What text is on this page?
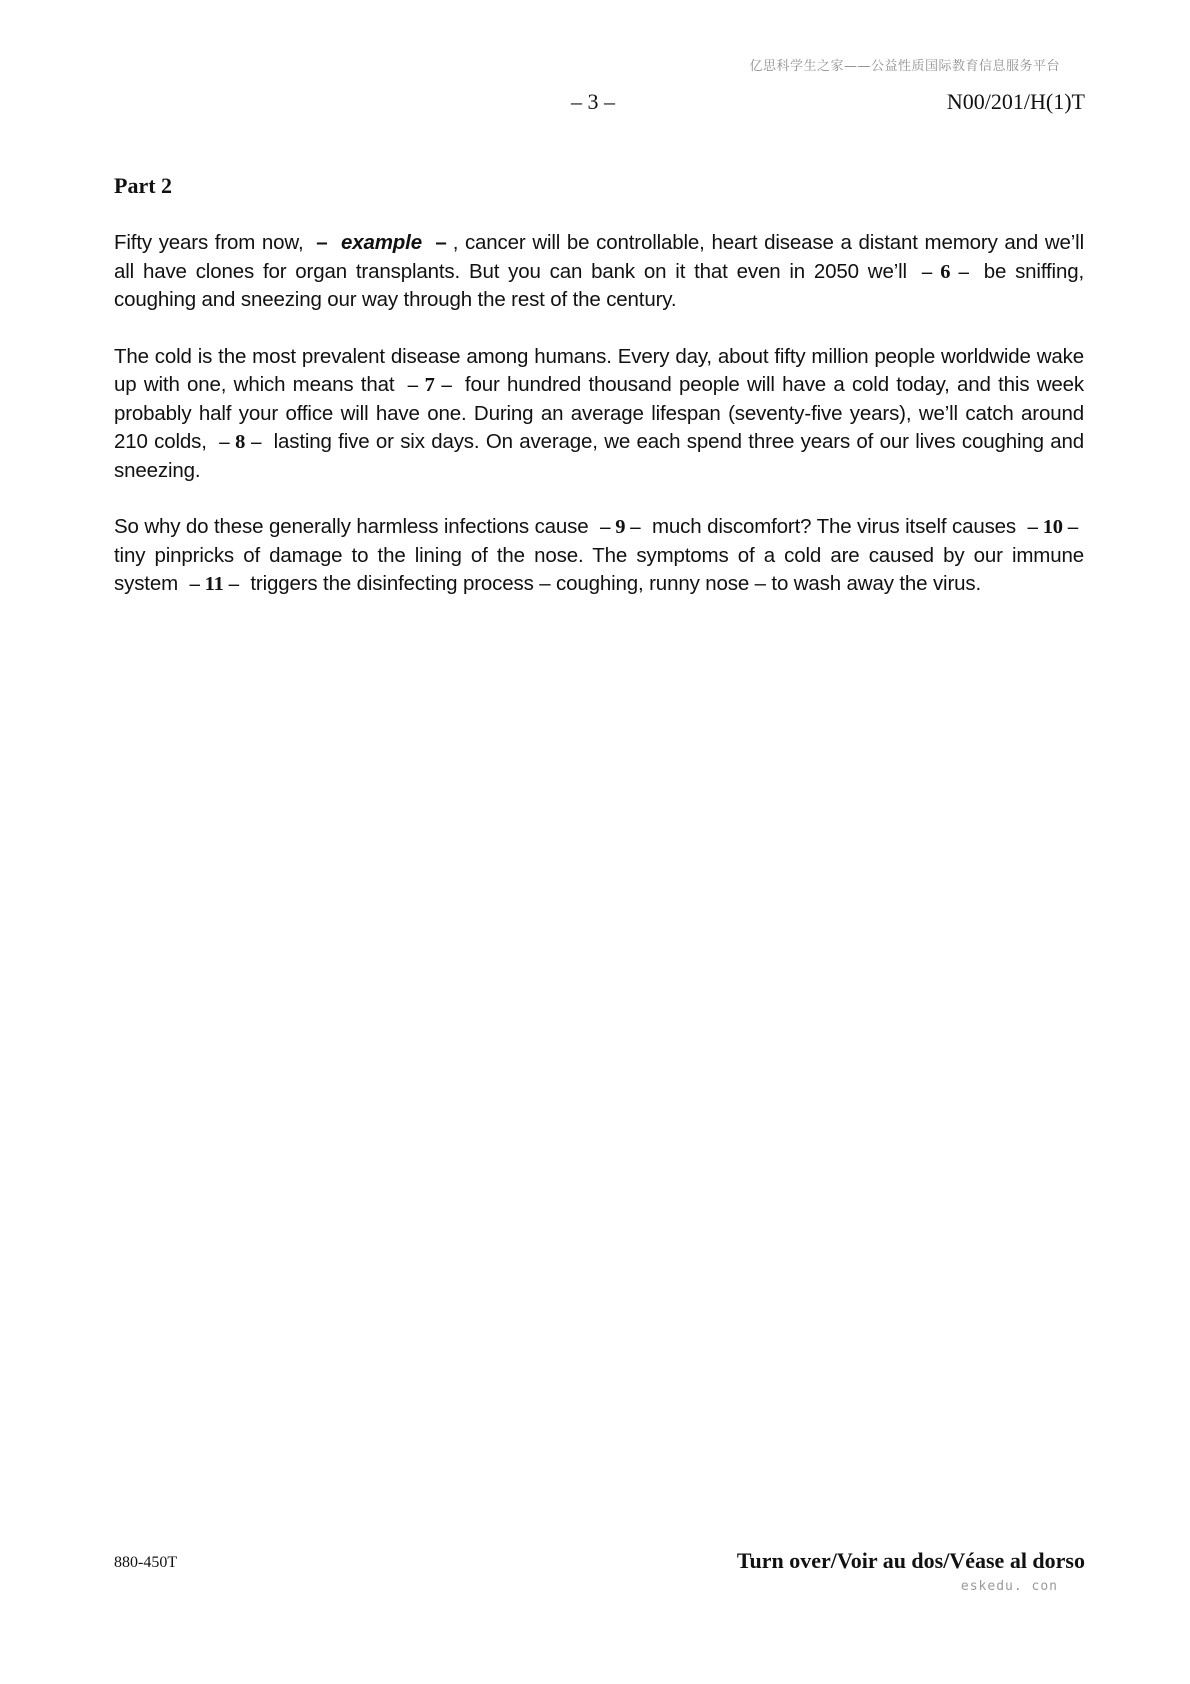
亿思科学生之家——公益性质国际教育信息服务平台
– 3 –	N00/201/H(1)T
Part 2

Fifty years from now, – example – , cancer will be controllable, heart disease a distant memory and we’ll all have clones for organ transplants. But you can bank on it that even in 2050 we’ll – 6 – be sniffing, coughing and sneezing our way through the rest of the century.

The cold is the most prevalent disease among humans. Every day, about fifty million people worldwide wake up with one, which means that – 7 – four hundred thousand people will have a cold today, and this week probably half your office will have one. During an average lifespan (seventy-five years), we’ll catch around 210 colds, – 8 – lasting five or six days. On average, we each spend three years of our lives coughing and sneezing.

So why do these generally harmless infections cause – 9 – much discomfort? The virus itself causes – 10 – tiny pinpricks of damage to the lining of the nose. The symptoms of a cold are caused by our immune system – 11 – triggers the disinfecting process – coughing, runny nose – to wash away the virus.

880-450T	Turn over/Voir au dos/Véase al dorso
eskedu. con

--

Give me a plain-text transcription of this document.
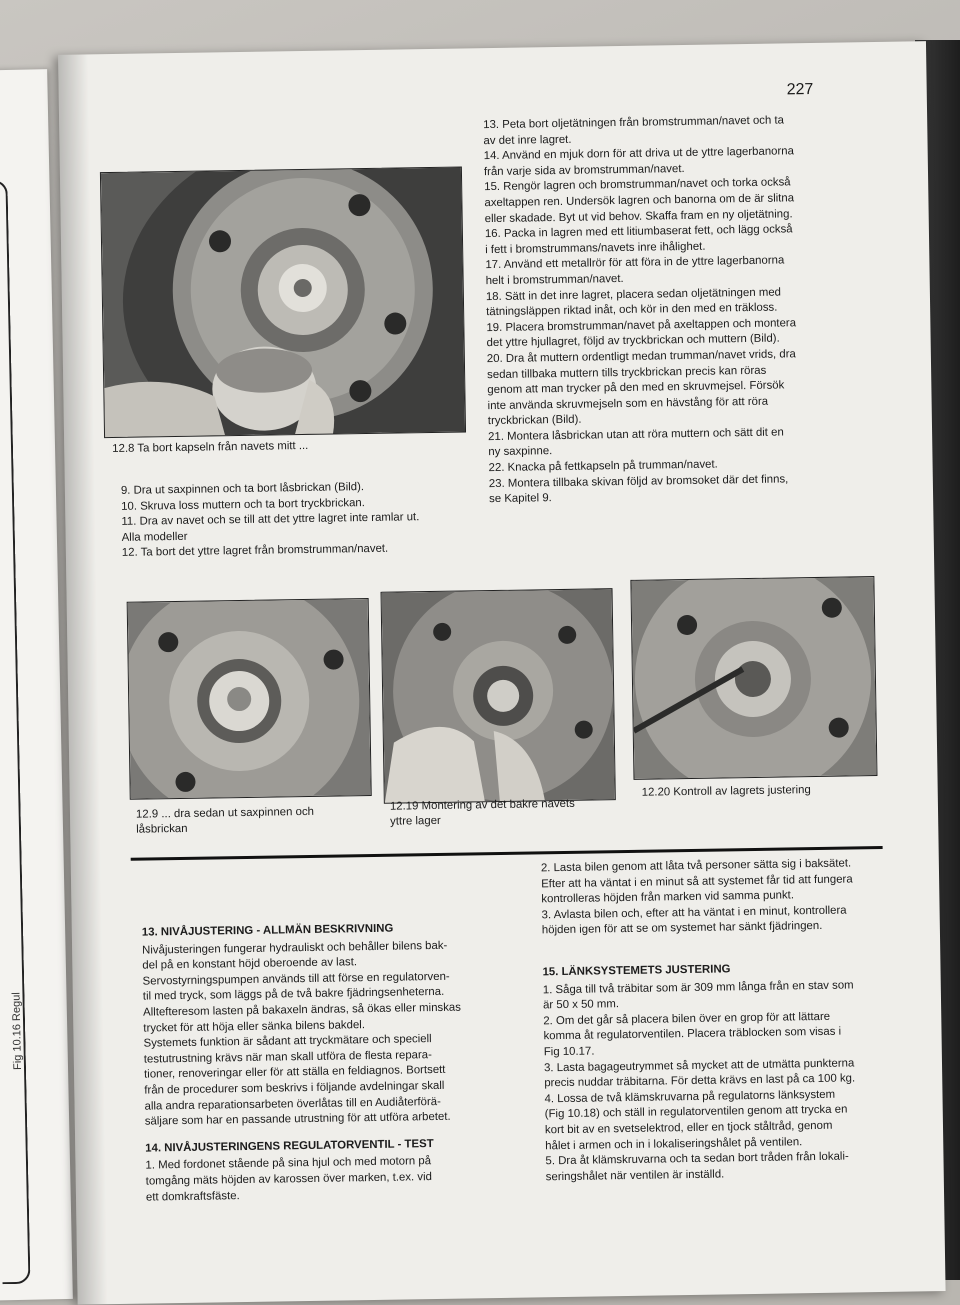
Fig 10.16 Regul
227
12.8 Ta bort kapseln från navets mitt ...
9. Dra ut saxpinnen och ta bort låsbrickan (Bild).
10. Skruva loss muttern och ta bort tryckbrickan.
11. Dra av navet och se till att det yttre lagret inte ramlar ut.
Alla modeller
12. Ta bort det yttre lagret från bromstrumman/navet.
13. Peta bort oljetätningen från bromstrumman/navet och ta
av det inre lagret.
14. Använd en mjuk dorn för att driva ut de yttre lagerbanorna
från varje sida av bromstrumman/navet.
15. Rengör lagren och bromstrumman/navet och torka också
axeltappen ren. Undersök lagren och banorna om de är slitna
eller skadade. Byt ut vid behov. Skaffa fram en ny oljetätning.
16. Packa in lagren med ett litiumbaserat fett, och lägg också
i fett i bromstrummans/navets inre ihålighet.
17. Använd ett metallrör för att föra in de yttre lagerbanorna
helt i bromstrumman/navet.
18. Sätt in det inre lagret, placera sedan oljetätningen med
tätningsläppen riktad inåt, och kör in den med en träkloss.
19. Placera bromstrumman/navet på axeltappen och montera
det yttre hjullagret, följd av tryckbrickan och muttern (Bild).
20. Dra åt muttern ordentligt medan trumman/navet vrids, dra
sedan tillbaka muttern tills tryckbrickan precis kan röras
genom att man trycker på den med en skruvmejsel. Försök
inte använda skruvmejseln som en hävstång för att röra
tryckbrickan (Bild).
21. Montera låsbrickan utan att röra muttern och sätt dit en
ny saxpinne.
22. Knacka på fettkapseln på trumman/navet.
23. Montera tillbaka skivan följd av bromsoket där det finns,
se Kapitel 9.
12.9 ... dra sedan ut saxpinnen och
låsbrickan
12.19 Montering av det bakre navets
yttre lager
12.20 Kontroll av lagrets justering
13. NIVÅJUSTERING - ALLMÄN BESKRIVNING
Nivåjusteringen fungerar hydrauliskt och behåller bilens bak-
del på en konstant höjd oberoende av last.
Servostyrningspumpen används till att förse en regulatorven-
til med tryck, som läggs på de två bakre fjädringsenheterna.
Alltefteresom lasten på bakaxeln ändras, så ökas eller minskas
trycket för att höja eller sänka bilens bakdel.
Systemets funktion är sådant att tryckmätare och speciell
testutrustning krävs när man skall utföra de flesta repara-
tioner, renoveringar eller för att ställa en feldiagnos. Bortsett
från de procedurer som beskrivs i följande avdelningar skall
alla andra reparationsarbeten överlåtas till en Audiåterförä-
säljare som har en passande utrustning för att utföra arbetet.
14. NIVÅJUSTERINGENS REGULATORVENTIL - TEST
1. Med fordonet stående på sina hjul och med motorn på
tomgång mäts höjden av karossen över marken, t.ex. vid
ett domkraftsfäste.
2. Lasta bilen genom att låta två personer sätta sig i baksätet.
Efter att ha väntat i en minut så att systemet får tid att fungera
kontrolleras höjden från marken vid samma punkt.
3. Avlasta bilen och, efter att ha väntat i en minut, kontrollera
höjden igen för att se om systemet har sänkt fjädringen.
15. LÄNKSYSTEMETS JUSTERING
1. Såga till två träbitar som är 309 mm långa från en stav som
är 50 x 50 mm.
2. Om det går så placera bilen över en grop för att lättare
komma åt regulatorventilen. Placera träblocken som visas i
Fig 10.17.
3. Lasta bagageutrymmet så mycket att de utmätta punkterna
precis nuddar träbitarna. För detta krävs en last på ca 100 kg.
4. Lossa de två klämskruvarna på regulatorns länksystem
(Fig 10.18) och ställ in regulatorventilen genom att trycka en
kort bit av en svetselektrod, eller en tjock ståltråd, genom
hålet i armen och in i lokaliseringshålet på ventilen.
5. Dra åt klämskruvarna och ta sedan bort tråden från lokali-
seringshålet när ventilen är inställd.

--

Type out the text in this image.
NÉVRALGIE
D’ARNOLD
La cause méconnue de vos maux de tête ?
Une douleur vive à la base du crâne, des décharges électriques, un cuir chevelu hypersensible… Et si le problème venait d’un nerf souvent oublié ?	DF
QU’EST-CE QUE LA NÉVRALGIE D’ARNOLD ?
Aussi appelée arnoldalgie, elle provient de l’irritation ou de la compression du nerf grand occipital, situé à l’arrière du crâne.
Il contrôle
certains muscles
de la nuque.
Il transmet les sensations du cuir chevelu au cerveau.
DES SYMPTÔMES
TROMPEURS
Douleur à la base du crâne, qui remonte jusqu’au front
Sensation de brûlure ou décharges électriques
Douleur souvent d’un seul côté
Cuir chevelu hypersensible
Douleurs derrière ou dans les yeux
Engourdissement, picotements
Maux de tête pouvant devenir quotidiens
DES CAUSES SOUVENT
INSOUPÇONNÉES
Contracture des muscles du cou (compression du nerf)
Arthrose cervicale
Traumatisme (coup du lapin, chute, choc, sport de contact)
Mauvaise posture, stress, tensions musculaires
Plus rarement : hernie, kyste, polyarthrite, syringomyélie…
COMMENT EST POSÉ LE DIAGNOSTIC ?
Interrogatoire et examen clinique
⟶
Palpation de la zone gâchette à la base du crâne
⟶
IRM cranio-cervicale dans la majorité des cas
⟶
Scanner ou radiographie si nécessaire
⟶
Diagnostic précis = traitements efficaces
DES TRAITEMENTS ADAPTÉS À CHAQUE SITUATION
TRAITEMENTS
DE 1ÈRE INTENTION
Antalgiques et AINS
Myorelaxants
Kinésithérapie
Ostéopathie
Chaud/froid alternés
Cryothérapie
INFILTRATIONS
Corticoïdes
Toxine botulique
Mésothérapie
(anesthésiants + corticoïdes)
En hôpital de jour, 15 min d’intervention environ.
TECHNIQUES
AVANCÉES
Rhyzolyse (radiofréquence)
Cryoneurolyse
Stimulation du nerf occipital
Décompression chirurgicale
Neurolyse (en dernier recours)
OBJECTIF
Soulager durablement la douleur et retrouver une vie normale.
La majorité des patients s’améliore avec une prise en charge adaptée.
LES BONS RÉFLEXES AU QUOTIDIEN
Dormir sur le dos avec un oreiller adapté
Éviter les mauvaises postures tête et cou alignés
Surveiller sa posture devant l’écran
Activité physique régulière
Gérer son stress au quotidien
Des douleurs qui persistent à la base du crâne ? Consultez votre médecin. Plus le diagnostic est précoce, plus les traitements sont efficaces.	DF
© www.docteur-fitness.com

--

• **What is required**
Copy all lines from the material that contain "hypersensible".

• **Exercise response**
Une douleur vive à la base du crâne, des décharges électriques, un cuir chevelu hypersensible… Et si le problème venait d’un nerf souvent oublié ?	DF
Cuir chevelu hypersensible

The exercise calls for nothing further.